**What this task involves:**
Copy all records verbatim.

________________________________________

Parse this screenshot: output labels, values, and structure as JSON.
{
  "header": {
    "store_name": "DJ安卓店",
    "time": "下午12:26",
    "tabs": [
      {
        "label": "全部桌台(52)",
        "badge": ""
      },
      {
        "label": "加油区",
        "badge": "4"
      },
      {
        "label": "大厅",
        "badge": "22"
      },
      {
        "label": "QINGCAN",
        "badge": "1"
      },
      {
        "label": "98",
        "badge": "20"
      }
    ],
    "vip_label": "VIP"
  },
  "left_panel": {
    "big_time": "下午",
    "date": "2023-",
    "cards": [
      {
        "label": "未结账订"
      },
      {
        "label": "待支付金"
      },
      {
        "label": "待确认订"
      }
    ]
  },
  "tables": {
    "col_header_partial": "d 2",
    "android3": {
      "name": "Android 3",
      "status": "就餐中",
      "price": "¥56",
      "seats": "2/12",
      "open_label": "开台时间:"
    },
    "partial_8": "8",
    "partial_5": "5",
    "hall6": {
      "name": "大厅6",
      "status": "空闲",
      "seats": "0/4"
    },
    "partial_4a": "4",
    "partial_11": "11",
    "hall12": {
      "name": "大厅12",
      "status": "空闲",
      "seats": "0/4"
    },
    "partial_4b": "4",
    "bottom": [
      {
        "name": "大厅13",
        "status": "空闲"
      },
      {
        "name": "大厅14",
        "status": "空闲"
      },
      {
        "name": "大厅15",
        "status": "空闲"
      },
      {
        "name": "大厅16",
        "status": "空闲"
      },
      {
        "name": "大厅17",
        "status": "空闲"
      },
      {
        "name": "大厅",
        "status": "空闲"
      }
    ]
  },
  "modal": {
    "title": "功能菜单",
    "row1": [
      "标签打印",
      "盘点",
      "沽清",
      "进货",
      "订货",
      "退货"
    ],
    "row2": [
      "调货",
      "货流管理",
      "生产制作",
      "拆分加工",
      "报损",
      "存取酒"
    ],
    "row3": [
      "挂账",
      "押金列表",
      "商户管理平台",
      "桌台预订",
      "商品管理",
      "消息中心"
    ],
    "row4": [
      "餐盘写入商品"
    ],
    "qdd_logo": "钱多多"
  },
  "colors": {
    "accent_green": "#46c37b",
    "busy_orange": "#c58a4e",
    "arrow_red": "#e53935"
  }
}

________________________________________

**Result for this exercise:**
Parse this screenshot: output labels, values, and structure as JSON.
{
  "header": {
    "store_name": "DJ安卓店",
    "time": "下午12:26",
    "tabs": [
      {
        "label": "全部桌台(52)",
        "badge": ""
      },
      {
        "label": "加油区",
        "badge": "4"
      },
      {
        "label": "大厅",
        "badge": "22"
      },
      {
        "label": "QINGCAN",
        "badge": "1"
      },
      {
        "label": "98",
        "badge": "20"
      }
    ],
    "vip_label": "VIP"
  },
  "left_panel": {
    "big_time": "下午",
    "date": "2023-",
    "cards": [
      {
        "label": "未结账订"
      },
      {
        "label": "待支付金"
      },
      {
        "label": "待确认订"
      }
    ]
  },
  "tables": {
    "col_header_partial": "d 2",
    "android3": {
      "name": "Android 3",
      "status": "就餐中",
      "price": "¥56",
      "seats": "2/12",
      "open_label": "开台时间:"
    },
    "partial_8": "8",
    "partial_5": "5",
    "hall6": {
      "name": "大厅6",
      "status": "空闲",
      "seats": "0/4"
    },
    "partial_4a": "4",
    "partial_11": "11",
    "hall12": {
      "name": "大厅12",
      "status": "空闲",
      "seats": "0/4"
    },
    "partial_4b": "4",
    "bottom": [
      {
        "name": "大厅13",
        "status": "空闲"
      },
      {
        "name": "大厅14",
        "status": "空闲"
      },
      {
        "name": "大厅15",
        "status": "空闲"
      },
      {
        "name": "大厅16",
        "status": "空闲"
      },
      {
        "name": "大厅17",
        "status": "空闲"
      },
      {
        "name": "大厅",
        "status": "空闲"
      }
    ]
  },
  "modal": {
    "title": "功能菜单",
    "row1": [
      "标签打印",
      "盘点",
      "沽清",
      "进货",
      "订货",
      "退货"
    ],
    "row2": [
      "调货",
      "货流管理",
      "生产制作",
      "拆分加工",
      "报损",
      "存取酒"
    ],
    "row3": [
      "挂账",
      "押金列表",
      "商户管理平台",
      "桌台预订",
      "商品管理",
      "消息中心"
    ],
    "row4": [
      "餐盘写入商品"
    ],
    "qdd_logo": "钱多多"
  },
  "colors": {
    "accent_green": "#46c37b",
    "busy_orange": "#c58a4e",
    "arrow_red": "#e53935"
  }
}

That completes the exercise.